What needs to be done: From the records below, give the number of lines that contain the string "type", without any other text.

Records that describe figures
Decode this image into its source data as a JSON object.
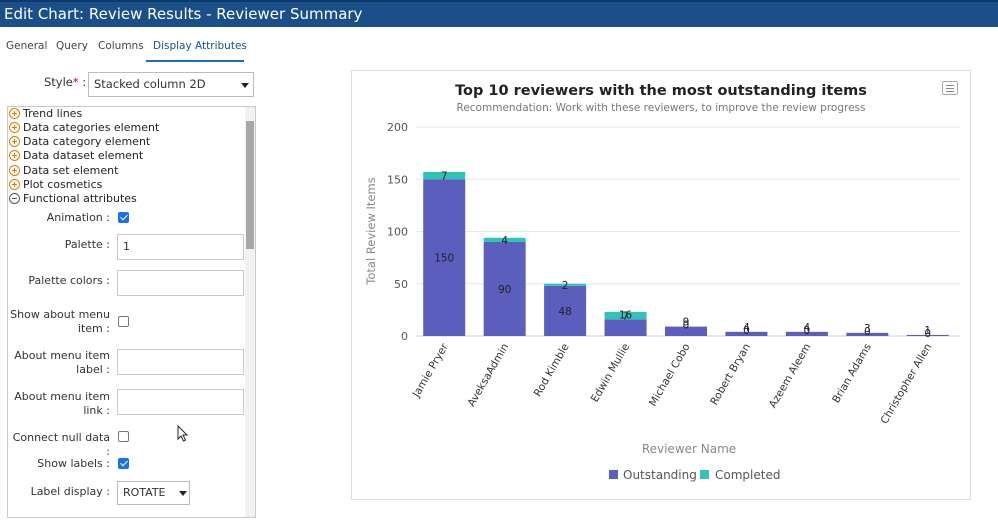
{
  "window": {
    "title": "Edit Chart: Review Results - Reviewer Summary"
  },
  "tabs": [
    {
      "label": "General"
    },
    {
      "label": "Query"
    },
    {
      "label": "Columns"
    },
    {
      "label": "Display Attributes",
      "active": true
    }
  ],
  "style_field": {
    "label": "Style",
    "required_mark": "*",
    "colon": ":",
    "value": "Stacked column 2D"
  },
  "tree": [
    {
      "label": "Trend lines",
      "state": "collapsed"
    },
    {
      "label": "Data categories element",
      "state": "collapsed"
    },
    {
      "label": "Data category element",
      "state": "collapsed"
    },
    {
      "label": "Data dataset element",
      "state": "collapsed"
    },
    {
      "label": "Data set element",
      "state": "collapsed"
    },
    {
      "label": "Plot cosmetics",
      "state": "collapsed"
    },
    {
      "label": "Functional attributes",
      "state": "expanded"
    }
  ],
  "functional_attributes": {
    "animation": {
      "label": "Animation :",
      "checked": true
    },
    "palette": {
      "label": "Palette :",
      "value": "1"
    },
    "palette_colors": {
      "label": "Palette colors :",
      "value": ""
    },
    "show_about_menu_item": {
      "label": "Show about menu item",
      "colon": ":",
      "checked": false
    },
    "about_menu_item_label": {
      "label": "About menu item label",
      "colon": ":",
      "value": ""
    },
    "about_menu_item_link": {
      "label": "About menu item link",
      "colon": ":",
      "value": ""
    },
    "connect_null_data": {
      "label": "Connect null data :",
      "checked": false
    },
    "show_labels": {
      "label": "Show labels :",
      "checked": true
    },
    "label_display": {
      "label": "Label display :",
      "value": "ROTATE"
    }
  },
  "icons": {
    "dropdown": "chevron-down-icon",
    "expand": "plus-circle-icon",
    "collapse": "minus-circle-icon",
    "chart_menu": "hamburger-menu-icon",
    "cursor": "mouse-pointer-icon"
  },
  "colors": {
    "titlebar": "#1b4f8a",
    "outstanding": "#5b5ebd",
    "completed": "#2ec4b6",
    "expand_icon": "#e07b00",
    "checkbox": "#1a73e8"
  },
  "chart_data": {
    "type": "bar",
    "stacked": true,
    "title": "Top 10 reviewers with the most outstanding items",
    "subtitle": "Recommendation: Work with these reviewers, to improve the review progress",
    "xlabel": "Reviewer Name",
    "ylabel": "Total Review Items",
    "ylim": [
      0,
      200
    ],
    "yticks": [
      0,
      50,
      100,
      150,
      200
    ],
    "grid": true,
    "legend_position": "bottom",
    "categories": [
      "Jamie Pryer",
      "AveksaAdmin",
      "Rod Kimble",
      "Edwin Mullie",
      "Michael Cobo",
      "Robert Bryan",
      "Azeem Aleem",
      "Brian Adams",
      "Christopher Allen"
    ],
    "series": [
      {
        "name": "Outstanding",
        "values": [
          150,
          90,
          48,
          16,
          9,
          4,
          4,
          3,
          1
        ]
      },
      {
        "name": "Completed",
        "values": [
          7,
          4,
          2,
          7,
          0,
          0,
          0,
          0,
          0
        ]
      }
    ],
    "data_labels": [
      {
        "outstanding": "150",
        "completed": "7"
      },
      {
        "outstanding": "90",
        "completed": "4"
      },
      {
        "outstanding": "48",
        "completed": "2"
      },
      {
        "outstanding": "16",
        "completed": "7"
      },
      {
        "outstanding": "9",
        "completed": "0"
      },
      {
        "outstanding": "4",
        "completed": "0"
      },
      {
        "outstanding": "4",
        "completed": "0"
      },
      {
        "outstanding": "3",
        "completed": "0"
      },
      {
        "outstanding": "1",
        "completed": "0"
      }
    ]
  }
}
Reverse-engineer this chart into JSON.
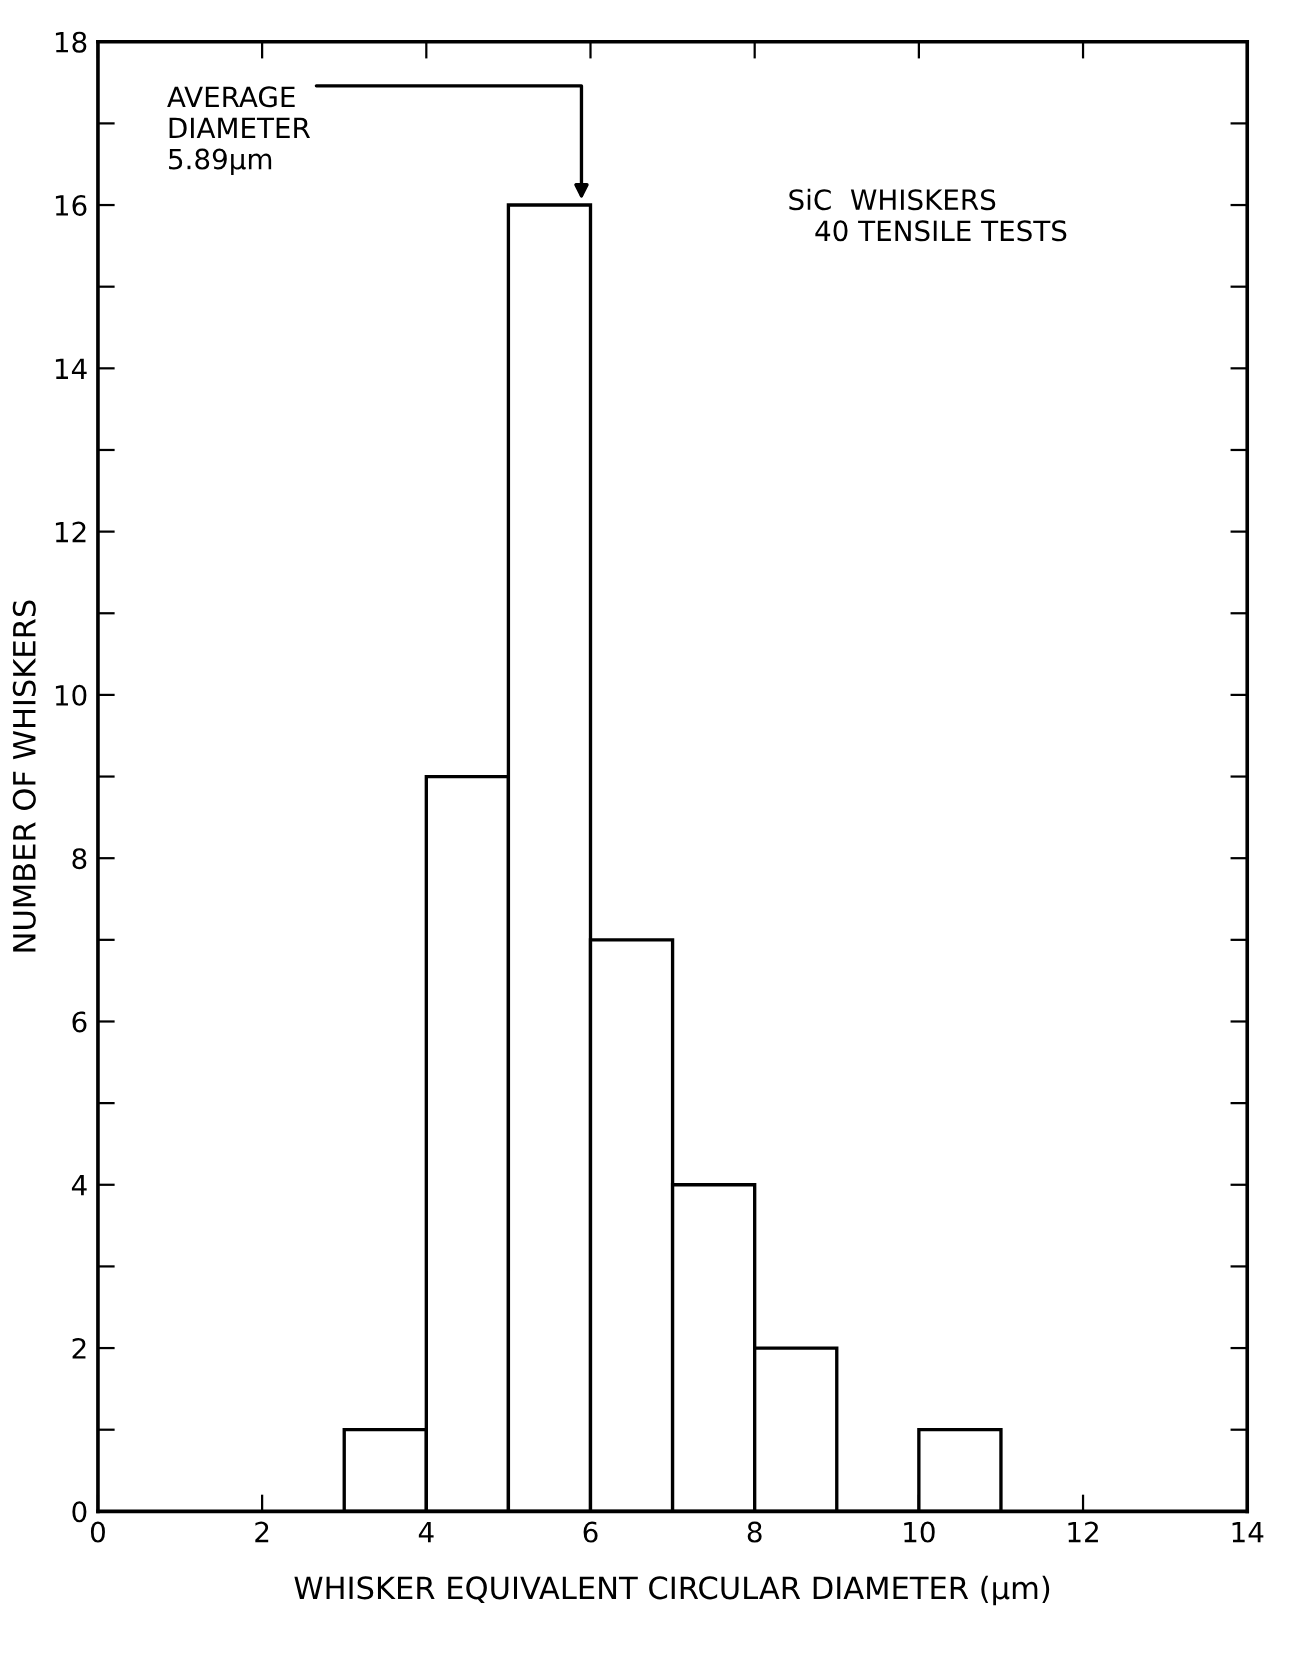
{
  "chart_data": {
    "type": "histogram",
    "xlabel": "WHISKER EQUIVALENT CIRCULAR DIAMETER (μm)",
    "ylabel": "NUMBER OF WHISKERS",
    "bins": [
      3,
      4,
      5,
      6,
      7,
      8,
      9,
      10,
      11
    ],
    "values": [
      1,
      9,
      16,
      7,
      4,
      2,
      0,
      1
    ],
    "color": "#ffffff",
    "xlim": [
      0,
      14
    ],
    "xticks": [
      0,
      2,
      4,
      6,
      8,
      10,
      12,
      14
    ],
    "ylim": [
      0,
      18
    ],
    "yticks": [
      0,
      {
        "value": 1,
        "label": null
      },
      2,
      {
        "value": 3,
        "label": null
      },
      4,
      {
        "value": 5,
        "label": null
      },
      6,
      {
        "value": 7,
        "label": null
      },
      8,
      {
        "value": 9,
        "label": null
      },
      10,
      {
        "value": 11,
        "label": null
      },
      12,
      {
        "value": 13,
        "label": null
      },
      14,
      {
        "value": 15,
        "label": null
      },
      16,
      {
        "value": 17,
        "label": null
      },
      18
    ],
    "grid": false,
    "annotations": [
      {
        "text": "AVERAGE\nDIAMETER\n5.89μm",
        "x": 5.89,
        "y": 16
      },
      "SiC  WHISKERS\n   40 TENSILE TESTS"
    ]
  }
}
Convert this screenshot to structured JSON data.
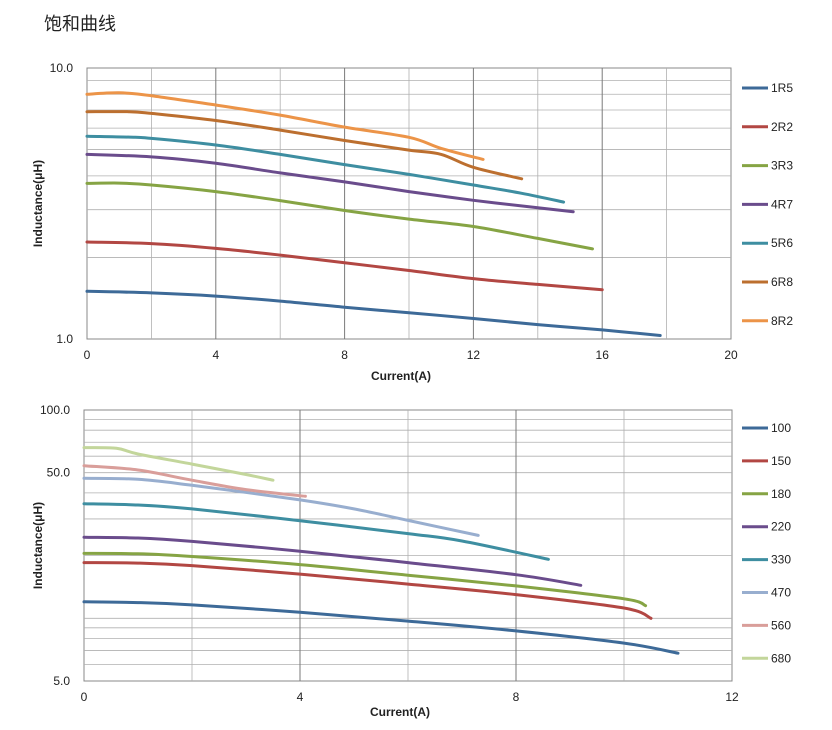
{
  "page": {
    "title": "饱和曲线"
  },
  "chart_data": [
    {
      "type": "line",
      "xlabel": "Current(A)",
      "ylabel": "Inductance(μH)",
      "xlim": [
        0,
        20
      ],
      "ylim": [
        1.0,
        10.0
      ],
      "y_scale": "log",
      "xticks": [
        "0",
        "4",
        "8",
        "12",
        "16",
        "20"
      ],
      "yticks": [
        "1.0",
        "10.0"
      ],
      "legend_position": "right",
      "series": [
        {
          "name": "1R5",
          "color": "#3d6a98",
          "x": [
            0,
            2,
            4,
            6,
            8,
            10,
            12,
            14,
            16,
            17.8
          ],
          "y": [
            1.5,
            1.48,
            1.44,
            1.38,
            1.31,
            1.25,
            1.19,
            1.13,
            1.08,
            1.03
          ]
        },
        {
          "name": "2R2",
          "color": "#b24743",
          "x": [
            0,
            2,
            4,
            6,
            8,
            10,
            12,
            14,
            16
          ],
          "y": [
            2.28,
            2.25,
            2.16,
            2.04,
            1.91,
            1.79,
            1.67,
            1.59,
            1.52
          ]
        },
        {
          "name": "3R3",
          "color": "#86a444",
          "x": [
            0,
            1,
            2,
            4,
            6,
            8,
            10,
            12,
            14,
            15.7
          ],
          "y": [
            3.75,
            3.76,
            3.7,
            3.5,
            3.24,
            2.98,
            2.77,
            2.6,
            2.35,
            2.15
          ]
        },
        {
          "name": "4R7",
          "color": "#6a4c8c",
          "x": [
            0,
            2,
            4,
            6,
            8,
            10,
            12,
            14,
            15.1
          ],
          "y": [
            4.8,
            4.7,
            4.45,
            4.1,
            3.8,
            3.5,
            3.25,
            3.05,
            2.95
          ]
        },
        {
          "name": "5R6",
          "color": "#3e8ea1",
          "x": [
            0,
            1.5,
            2,
            4,
            6,
            8,
            10,
            12,
            13.5,
            14.8
          ],
          "y": [
            5.6,
            5.55,
            5.5,
            5.2,
            4.8,
            4.4,
            4.05,
            3.7,
            3.45,
            3.2
          ]
        },
        {
          "name": "6R8",
          "color": "#bc6f2f",
          "x": [
            0,
            1.3,
            2,
            4,
            6,
            8,
            10,
            11,
            12,
            13.5
          ],
          "y": [
            6.9,
            6.9,
            6.8,
            6.4,
            5.9,
            5.4,
            4.98,
            4.8,
            4.3,
            3.9
          ]
        },
        {
          "name": "8R2",
          "color": "#ec9448",
          "x": [
            0,
            1,
            2,
            4,
            6,
            8,
            10,
            11,
            12.3
          ],
          "y": [
            8.0,
            8.1,
            7.9,
            7.3,
            6.7,
            6.05,
            5.55,
            5.05,
            4.6
          ]
        }
      ]
    },
    {
      "type": "line",
      "xlabel": "Current(A)",
      "ylabel": "Inductance(μH)",
      "xlim": [
        0,
        12
      ],
      "ylim": [
        5.0,
        100.0
      ],
      "y_scale": "log",
      "xticks": [
        "0",
        "4",
        "8",
        "12"
      ],
      "yticks": [
        "5.0",
        "50.0",
        "100.0"
      ],
      "legend_position": "right",
      "series": [
        {
          "name": "100",
          "color": "#3d6a98",
          "x": [
            0,
            1,
            2,
            4,
            6,
            8,
            10,
            11
          ],
          "y": [
            12.0,
            11.9,
            11.6,
            10.7,
            9.7,
            8.7,
            7.6,
            6.8
          ]
        },
        {
          "name": "150",
          "color": "#b24743",
          "x": [
            0,
            1,
            2,
            4,
            6,
            8,
            10,
            10.5
          ],
          "y": [
            18.5,
            18.4,
            17.9,
            16.3,
            14.6,
            13.0,
            11.2,
            10.0
          ]
        },
        {
          "name": "180",
          "color": "#86a444",
          "x": [
            0,
            1,
            2,
            4,
            6,
            8,
            10,
            10.4
          ],
          "y": [
            20.5,
            20.4,
            19.8,
            18.1,
            16.1,
            14.3,
            12.4,
            11.5
          ]
        },
        {
          "name": "220",
          "color": "#6a4c8c",
          "x": [
            0,
            1,
            2,
            4,
            6,
            8,
            9.2
          ],
          "y": [
            24.5,
            24.3,
            23.4,
            21.0,
            18.5,
            16.2,
            14.4
          ]
        },
        {
          "name": "330",
          "color": "#3e8ea1",
          "x": [
            0,
            1,
            2,
            4,
            6,
            7,
            8.6
          ],
          "y": [
            35.5,
            35.0,
            33.5,
            29.4,
            25.5,
            23.5,
            19.2
          ]
        },
        {
          "name": "470",
          "color": "#98aecf",
          "x": [
            0,
            1,
            2,
            4,
            5,
            6,
            7.3
          ],
          "y": [
            47.0,
            46.5,
            43.5,
            37.0,
            33.5,
            29.5,
            25.0
          ]
        },
        {
          "name": "560",
          "color": "#d99e9a",
          "x": [
            0,
            1,
            2,
            3,
            4.1
          ],
          "y": [
            54.0,
            51.5,
            46.0,
            41.5,
            38.5
          ]
        },
        {
          "name": "680",
          "color": "#c3d69b",
          "x": [
            0,
            0.6,
            1,
            2,
            3,
            3.5
          ],
          "y": [
            66.0,
            65.5,
            61.5,
            55.0,
            49.0,
            46.0
          ]
        }
      ]
    }
  ]
}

Completed task: 4